TASK TO COMPLETE.
Check each line below for the word "xlabel", and copy those that have it.

————————

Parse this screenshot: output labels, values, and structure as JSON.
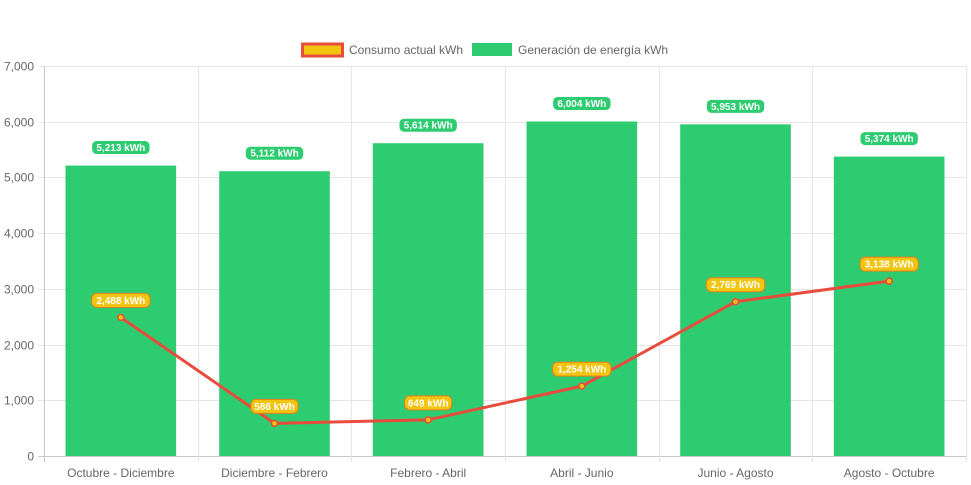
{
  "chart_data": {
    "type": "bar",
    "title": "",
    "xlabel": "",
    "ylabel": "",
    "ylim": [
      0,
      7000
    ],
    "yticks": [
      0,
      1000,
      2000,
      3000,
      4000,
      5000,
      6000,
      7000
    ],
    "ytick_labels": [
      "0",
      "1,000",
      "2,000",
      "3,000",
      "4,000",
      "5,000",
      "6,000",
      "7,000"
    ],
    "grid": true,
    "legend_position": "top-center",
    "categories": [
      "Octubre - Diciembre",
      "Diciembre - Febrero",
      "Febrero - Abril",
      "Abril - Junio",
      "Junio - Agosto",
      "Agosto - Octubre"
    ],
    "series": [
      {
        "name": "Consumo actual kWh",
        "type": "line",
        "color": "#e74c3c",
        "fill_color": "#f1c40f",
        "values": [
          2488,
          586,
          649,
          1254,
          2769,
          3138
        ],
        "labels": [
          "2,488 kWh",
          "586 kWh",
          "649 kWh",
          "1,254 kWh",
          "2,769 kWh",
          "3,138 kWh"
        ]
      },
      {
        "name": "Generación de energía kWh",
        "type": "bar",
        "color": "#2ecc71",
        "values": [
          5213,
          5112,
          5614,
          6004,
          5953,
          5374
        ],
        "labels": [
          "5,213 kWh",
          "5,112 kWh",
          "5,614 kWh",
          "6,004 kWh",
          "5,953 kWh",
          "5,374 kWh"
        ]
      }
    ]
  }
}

————————

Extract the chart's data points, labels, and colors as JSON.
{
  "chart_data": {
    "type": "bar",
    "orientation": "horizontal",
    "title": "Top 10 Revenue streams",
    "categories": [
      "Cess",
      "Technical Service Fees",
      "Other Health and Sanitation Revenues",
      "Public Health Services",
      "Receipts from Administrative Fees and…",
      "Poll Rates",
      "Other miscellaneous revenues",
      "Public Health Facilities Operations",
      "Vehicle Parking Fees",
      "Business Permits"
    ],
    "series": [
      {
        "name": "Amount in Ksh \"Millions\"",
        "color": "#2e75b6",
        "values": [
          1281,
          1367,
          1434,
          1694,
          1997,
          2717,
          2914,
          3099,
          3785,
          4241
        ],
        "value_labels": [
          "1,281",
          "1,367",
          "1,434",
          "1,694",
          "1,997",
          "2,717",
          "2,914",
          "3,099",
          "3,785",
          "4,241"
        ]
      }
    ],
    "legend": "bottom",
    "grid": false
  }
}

————————

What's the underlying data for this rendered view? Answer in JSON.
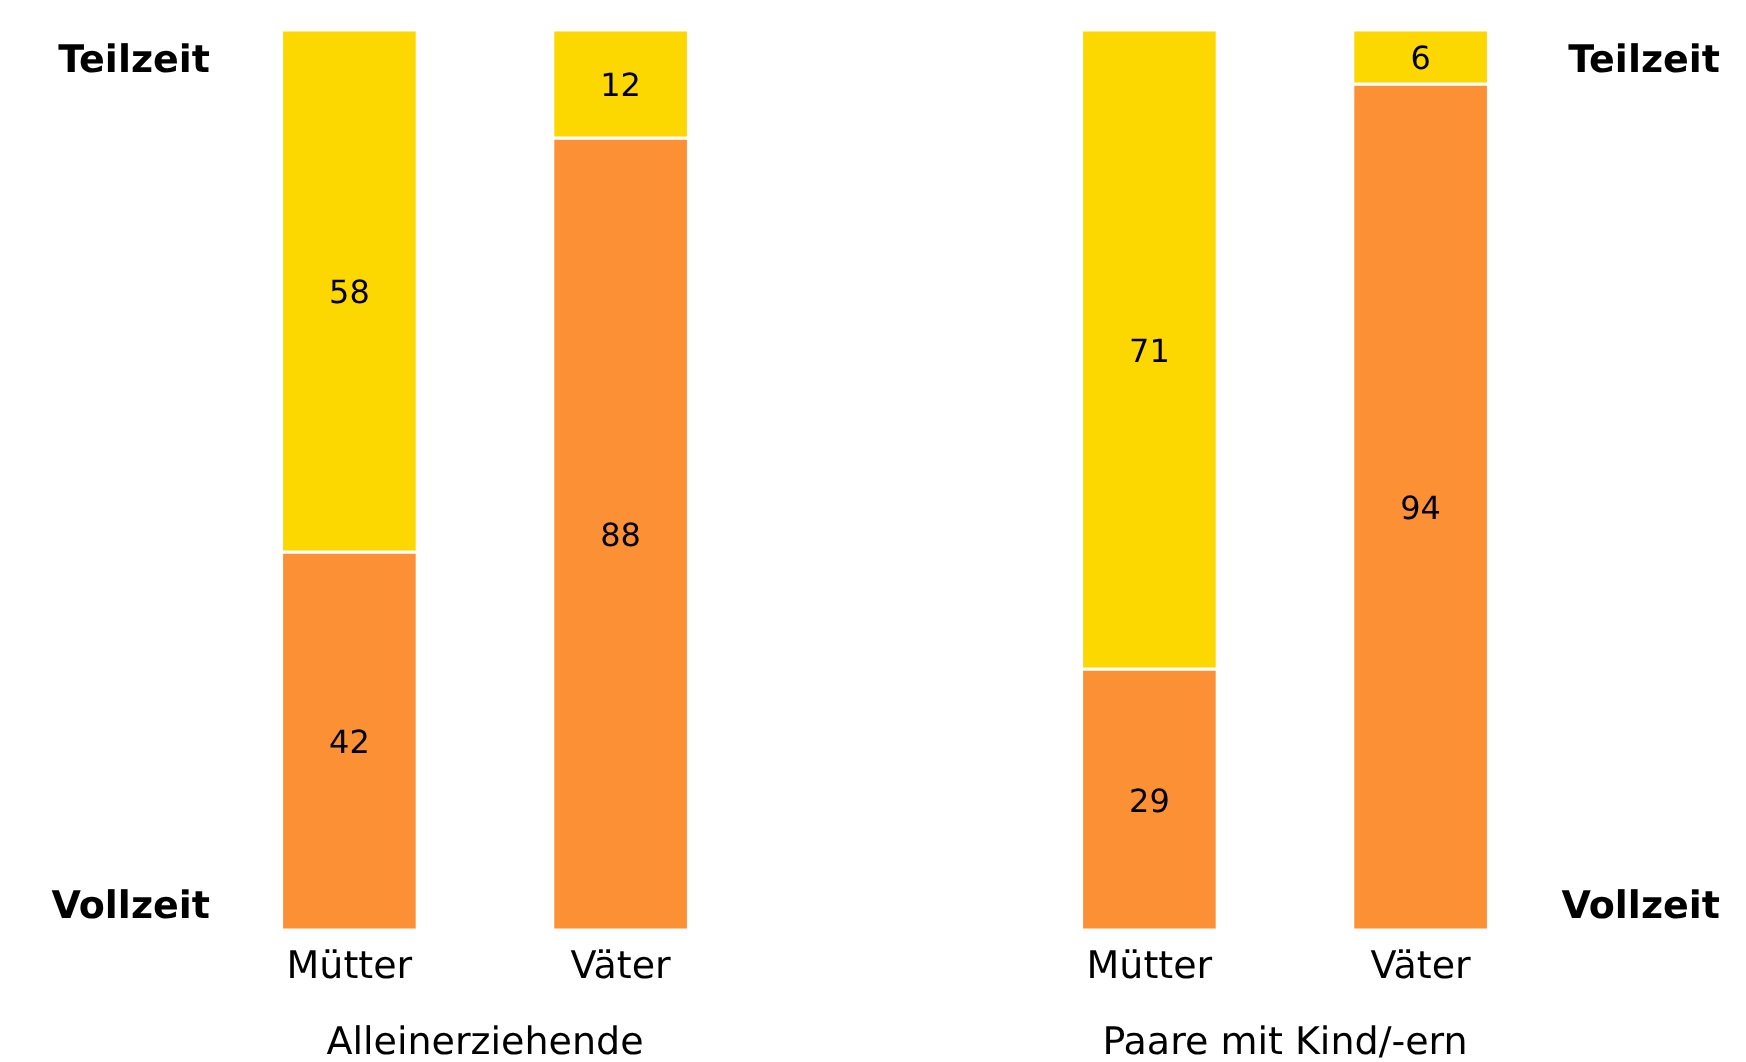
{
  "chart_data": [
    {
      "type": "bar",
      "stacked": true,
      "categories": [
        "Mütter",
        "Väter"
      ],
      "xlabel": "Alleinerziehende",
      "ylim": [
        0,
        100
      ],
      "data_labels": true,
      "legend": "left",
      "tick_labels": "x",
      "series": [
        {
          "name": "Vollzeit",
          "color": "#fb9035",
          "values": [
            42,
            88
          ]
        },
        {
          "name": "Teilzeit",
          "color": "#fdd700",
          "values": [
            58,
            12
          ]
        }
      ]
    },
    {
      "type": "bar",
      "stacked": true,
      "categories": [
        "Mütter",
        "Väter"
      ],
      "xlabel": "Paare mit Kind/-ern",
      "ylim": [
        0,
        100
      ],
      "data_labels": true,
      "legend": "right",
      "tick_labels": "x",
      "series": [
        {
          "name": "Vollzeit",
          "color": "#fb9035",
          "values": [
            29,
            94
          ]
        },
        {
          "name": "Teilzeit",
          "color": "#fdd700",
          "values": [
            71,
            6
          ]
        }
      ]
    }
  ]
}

————————

SOLVED PROBLEM.
    "xlabel": "",
      "xlabel": "Alleinerziehende",
      "xlabel": "Paare mit Kind/-ern",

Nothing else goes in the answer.